* _Stored data_

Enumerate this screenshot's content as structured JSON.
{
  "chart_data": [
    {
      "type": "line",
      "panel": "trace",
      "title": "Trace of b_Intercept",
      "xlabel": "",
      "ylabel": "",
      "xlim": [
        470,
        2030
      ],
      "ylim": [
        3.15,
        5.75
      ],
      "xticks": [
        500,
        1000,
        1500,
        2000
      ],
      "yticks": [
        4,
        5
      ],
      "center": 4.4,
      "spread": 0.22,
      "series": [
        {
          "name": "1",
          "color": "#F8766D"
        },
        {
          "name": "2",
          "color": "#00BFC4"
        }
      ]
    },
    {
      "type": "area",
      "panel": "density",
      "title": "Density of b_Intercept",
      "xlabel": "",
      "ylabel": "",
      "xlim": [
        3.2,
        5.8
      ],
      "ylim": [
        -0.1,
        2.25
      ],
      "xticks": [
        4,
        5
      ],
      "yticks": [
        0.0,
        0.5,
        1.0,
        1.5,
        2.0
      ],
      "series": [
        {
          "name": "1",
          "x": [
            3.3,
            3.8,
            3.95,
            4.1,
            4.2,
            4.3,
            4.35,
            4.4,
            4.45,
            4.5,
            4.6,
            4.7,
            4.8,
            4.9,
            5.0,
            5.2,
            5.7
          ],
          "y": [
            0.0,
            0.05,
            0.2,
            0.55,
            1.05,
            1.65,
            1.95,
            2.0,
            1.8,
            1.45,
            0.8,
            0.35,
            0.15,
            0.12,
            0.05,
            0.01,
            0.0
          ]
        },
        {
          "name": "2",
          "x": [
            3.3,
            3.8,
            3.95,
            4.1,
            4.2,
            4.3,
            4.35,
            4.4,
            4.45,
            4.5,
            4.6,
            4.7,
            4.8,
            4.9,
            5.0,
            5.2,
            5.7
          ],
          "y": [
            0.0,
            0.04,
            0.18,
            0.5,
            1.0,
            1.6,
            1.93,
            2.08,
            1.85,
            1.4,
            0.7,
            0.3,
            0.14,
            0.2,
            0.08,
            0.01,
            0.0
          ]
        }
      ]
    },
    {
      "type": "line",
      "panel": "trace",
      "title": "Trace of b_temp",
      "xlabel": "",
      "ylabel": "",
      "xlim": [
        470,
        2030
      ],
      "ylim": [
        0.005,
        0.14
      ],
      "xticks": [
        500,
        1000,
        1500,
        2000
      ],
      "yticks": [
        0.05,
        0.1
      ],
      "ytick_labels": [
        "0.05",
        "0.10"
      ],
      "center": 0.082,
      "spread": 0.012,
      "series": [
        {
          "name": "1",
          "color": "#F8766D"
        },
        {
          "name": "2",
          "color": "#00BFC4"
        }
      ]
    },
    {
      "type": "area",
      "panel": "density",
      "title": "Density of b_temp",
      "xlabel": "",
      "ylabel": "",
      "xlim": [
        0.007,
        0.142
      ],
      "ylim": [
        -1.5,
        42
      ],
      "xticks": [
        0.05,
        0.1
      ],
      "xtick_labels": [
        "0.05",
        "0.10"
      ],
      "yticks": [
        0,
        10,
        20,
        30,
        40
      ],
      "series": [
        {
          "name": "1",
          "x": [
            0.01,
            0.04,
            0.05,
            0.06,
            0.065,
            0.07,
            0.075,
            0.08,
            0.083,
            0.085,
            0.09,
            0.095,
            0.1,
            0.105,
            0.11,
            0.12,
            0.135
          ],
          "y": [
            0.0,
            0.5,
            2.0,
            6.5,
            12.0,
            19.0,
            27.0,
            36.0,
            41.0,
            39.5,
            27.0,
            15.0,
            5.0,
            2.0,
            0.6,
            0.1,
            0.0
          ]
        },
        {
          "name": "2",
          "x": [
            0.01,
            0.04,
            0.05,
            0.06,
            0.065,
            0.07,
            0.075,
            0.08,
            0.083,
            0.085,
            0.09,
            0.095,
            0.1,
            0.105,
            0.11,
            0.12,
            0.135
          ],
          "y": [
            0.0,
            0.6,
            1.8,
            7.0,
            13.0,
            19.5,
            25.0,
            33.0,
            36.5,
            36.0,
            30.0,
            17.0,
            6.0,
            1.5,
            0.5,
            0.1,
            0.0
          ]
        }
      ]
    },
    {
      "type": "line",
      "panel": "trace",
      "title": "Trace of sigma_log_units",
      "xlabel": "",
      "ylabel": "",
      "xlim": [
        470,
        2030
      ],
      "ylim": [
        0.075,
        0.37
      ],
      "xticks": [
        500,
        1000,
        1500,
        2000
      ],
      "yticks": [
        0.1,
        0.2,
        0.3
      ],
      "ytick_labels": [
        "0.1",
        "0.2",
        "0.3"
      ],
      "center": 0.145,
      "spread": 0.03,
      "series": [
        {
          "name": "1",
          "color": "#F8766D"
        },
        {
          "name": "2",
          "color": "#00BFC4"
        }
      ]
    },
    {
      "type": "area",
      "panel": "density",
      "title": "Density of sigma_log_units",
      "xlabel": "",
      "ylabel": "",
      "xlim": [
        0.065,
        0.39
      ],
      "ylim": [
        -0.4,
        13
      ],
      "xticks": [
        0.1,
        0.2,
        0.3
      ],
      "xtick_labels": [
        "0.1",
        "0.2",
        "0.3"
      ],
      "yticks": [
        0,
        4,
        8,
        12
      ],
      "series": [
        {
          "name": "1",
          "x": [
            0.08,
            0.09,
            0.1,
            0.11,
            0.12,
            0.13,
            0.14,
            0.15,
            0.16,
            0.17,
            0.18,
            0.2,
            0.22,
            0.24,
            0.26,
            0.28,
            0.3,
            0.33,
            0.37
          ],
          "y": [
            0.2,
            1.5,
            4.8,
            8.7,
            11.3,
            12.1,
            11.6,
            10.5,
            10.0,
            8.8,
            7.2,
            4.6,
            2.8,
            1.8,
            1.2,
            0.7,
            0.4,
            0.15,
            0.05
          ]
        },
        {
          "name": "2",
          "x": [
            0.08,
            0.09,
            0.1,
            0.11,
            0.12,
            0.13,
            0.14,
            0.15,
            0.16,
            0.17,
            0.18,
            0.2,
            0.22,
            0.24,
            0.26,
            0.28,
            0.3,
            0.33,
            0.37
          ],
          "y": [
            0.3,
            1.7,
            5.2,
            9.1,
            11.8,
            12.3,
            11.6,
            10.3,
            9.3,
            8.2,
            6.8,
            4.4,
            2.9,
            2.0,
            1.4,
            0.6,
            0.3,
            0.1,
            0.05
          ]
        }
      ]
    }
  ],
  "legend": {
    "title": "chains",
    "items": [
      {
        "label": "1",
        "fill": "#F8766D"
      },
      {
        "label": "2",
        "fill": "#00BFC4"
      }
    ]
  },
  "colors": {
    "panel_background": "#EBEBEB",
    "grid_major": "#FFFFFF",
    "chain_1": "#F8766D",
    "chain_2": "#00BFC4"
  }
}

* _What to produce_
Write out the full listing, keeping every line exactly as it is.

* _Solution_
Enumerate this screenshot's content as structured JSON.
{
  "chart_data": [
    {
      "type": "line",
      "panel": "trace",
      "title": "Trace of b_Intercept",
      "xlabel": "",
      "ylabel": "",
      "xlim": [
        470,
        2030
      ],
      "ylim": [
        3.15,
        5.75
      ],
      "xticks": [
        500,
        1000,
        1500,
        2000
      ],
      "yticks": [
        4,
        5
      ],
      "center": 4.4,
      "spread": 0.22,
      "series": [
        {
          "name": "1",
          "color": "#F8766D"
        },
        {
          "name": "2",
          "color": "#00BFC4"
        }
      ]
    },
    {
      "type": "area",
      "panel": "density",
      "title": "Density of b_Intercept",
      "xlabel": "",
      "ylabel": "",
      "xlim": [
        3.2,
        5.8
      ],
      "ylim": [
        -0.1,
        2.25
      ],
      "xticks": [
        4,
        5
      ],
      "yticks": [
        0.0,
        0.5,
        1.0,
        1.5,
        2.0
      ],
      "series": [
        {
          "name": "1",
          "x": [
            3.3,
            3.8,
            3.95,
            4.1,
            4.2,
            4.3,
            4.35,
            4.4,
            4.45,
            4.5,
            4.6,
            4.7,
            4.8,
            4.9,
            5.0,
            5.2,
            5.7
          ],
          "y": [
            0.0,
            0.05,
            0.2,
            0.55,
            1.05,
            1.65,
            1.95,
            2.0,
            1.8,
            1.45,
            0.8,
            0.35,
            0.15,
            0.12,
            0.05,
            0.01,
            0.0
          ]
        },
        {
          "name": "2",
          "x": [
            3.3,
            3.8,
            3.95,
            4.1,
            4.2,
            4.3,
            4.35,
            4.4,
            4.45,
            4.5,
            4.6,
            4.7,
            4.8,
            4.9,
            5.0,
            5.2,
            5.7
          ],
          "y": [
            0.0,
            0.04,
            0.18,
            0.5,
            1.0,
            1.6,
            1.93,
            2.08,
            1.85,
            1.4,
            0.7,
            0.3,
            0.14,
            0.2,
            0.08,
            0.01,
            0.0
          ]
        }
      ]
    },
    {
      "type": "line",
      "panel": "trace",
      "title": "Trace of b_temp",
      "xlabel": "",
      "ylabel": "",
      "xlim": [
        470,
        2030
      ],
      "ylim": [
        0.005,
        0.14
      ],
      "xticks": [
        500,
        1000,
        1500,
        2000
      ],
      "yticks": [
        0.05,
        0.1
      ],
      "ytick_labels": [
        "0.05",
        "0.10"
      ],
      "center": 0.082,
      "spread": 0.012,
      "series": [
        {
          "name": "1",
          "color": "#F8766D"
        },
        {
          "name": "2",
          "color": "#00BFC4"
        }
      ]
    },
    {
      "type": "area",
      "panel": "density",
      "title": "Density of b_temp",
      "xlabel": "",
      "ylabel": "",
      "xlim": [
        0.007,
        0.142
      ],
      "ylim": [
        -1.5,
        42
      ],
      "xticks": [
        0.05,
        0.1
      ],
      "xtick_labels": [
        "0.05",
        "0.10"
      ],
      "yticks": [
        0,
        10,
        20,
        30,
        40
      ],
      "series": [
        {
          "name": "1",
          "x": [
            0.01,
            0.04,
            0.05,
            0.06,
            0.065,
            0.07,
            0.075,
            0.08,
            0.083,
            0.085,
            0.09,
            0.095,
            0.1,
            0.105,
            0.11,
            0.12,
            0.135
          ],
          "y": [
            0.0,
            0.5,
            2.0,
            6.5,
            12.0,
            19.0,
            27.0,
            36.0,
            41.0,
            39.5,
            27.0,
            15.0,
            5.0,
            2.0,
            0.6,
            0.1,
            0.0
          ]
        },
        {
          "name": "2",
          "x": [
            0.01,
            0.04,
            0.05,
            0.06,
            0.065,
            0.07,
            0.075,
            0.08,
            0.083,
            0.085,
            0.09,
            0.095,
            0.1,
            0.105,
            0.11,
            0.12,
            0.135
          ],
          "y": [
            0.0,
            0.6,
            1.8,
            7.0,
            13.0,
            19.5,
            25.0,
            33.0,
            36.5,
            36.0,
            30.0,
            17.0,
            6.0,
            1.5,
            0.5,
            0.1,
            0.0
          ]
        }
      ]
    },
    {
      "type": "line",
      "panel": "trace",
      "title": "Trace of sigma_log_units",
      "xlabel": "",
      "ylabel": "",
      "xlim": [
        470,
        2030
      ],
      "ylim": [
        0.075,
        0.37
      ],
      "xticks": [
        500,
        1000,
        1500,
        2000
      ],
      "yticks": [
        0.1,
        0.2,
        0.3
      ],
      "ytick_labels": [
        "0.1",
        "0.2",
        "0.3"
      ],
      "center": 0.145,
      "spread": 0.03,
      "series": [
        {
          "name": "1",
          "color": "#F8766D"
        },
        {
          "name": "2",
          "color": "#00BFC4"
        }
      ]
    },
    {
      "type": "area",
      "panel": "density",
      "title": "Density of sigma_log_units",
      "xlabel": "",
      "ylabel": "",
      "xlim": [
        0.065,
        0.39
      ],
      "ylim": [
        -0.4,
        13
      ],
      "xticks": [
        0.1,
        0.2,
        0.3
      ],
      "xtick_labels": [
        "0.1",
        "0.2",
        "0.3"
      ],
      "yticks": [
        0,
        4,
        8,
        12
      ],
      "series": [
        {
          "name": "1",
          "x": [
            0.08,
            0.09,
            0.1,
            0.11,
            0.12,
            0.13,
            0.14,
            0.15,
            0.16,
            0.17,
            0.18,
            0.2,
            0.22,
            0.24,
            0.26,
            0.28,
            0.3,
            0.33,
            0.37
          ],
          "y": [
            0.2,
            1.5,
            4.8,
            8.7,
            11.3,
            12.1,
            11.6,
            10.5,
            10.0,
            8.8,
            7.2,
            4.6,
            2.8,
            1.8,
            1.2,
            0.7,
            0.4,
            0.15,
            0.05
          ]
        },
        {
          "name": "2",
          "x": [
            0.08,
            0.09,
            0.1,
            0.11,
            0.12,
            0.13,
            0.14,
            0.15,
            0.16,
            0.17,
            0.18,
            0.2,
            0.22,
            0.24,
            0.26,
            0.28,
            0.3,
            0.33,
            0.37
          ],
          "y": [
            0.3,
            1.7,
            5.2,
            9.1,
            11.8,
            12.3,
            11.6,
            10.3,
            9.3,
            8.2,
            6.8,
            4.4,
            2.9,
            2.0,
            1.4,
            0.6,
            0.3,
            0.1,
            0.05
          ]
        }
      ]
    }
  ],
  "legend": {
    "title": "chains",
    "items": [
      {
        "label": "1",
        "fill": "#F8766D"
      },
      {
        "label": "2",
        "fill": "#00BFC4"
      }
    ]
  },
  "colors": {
    "panel_background": "#EBEBEB",
    "grid_major": "#FFFFFF",
    "chain_1": "#F8766D",
    "chain_2": "#00BFC4"
  }
}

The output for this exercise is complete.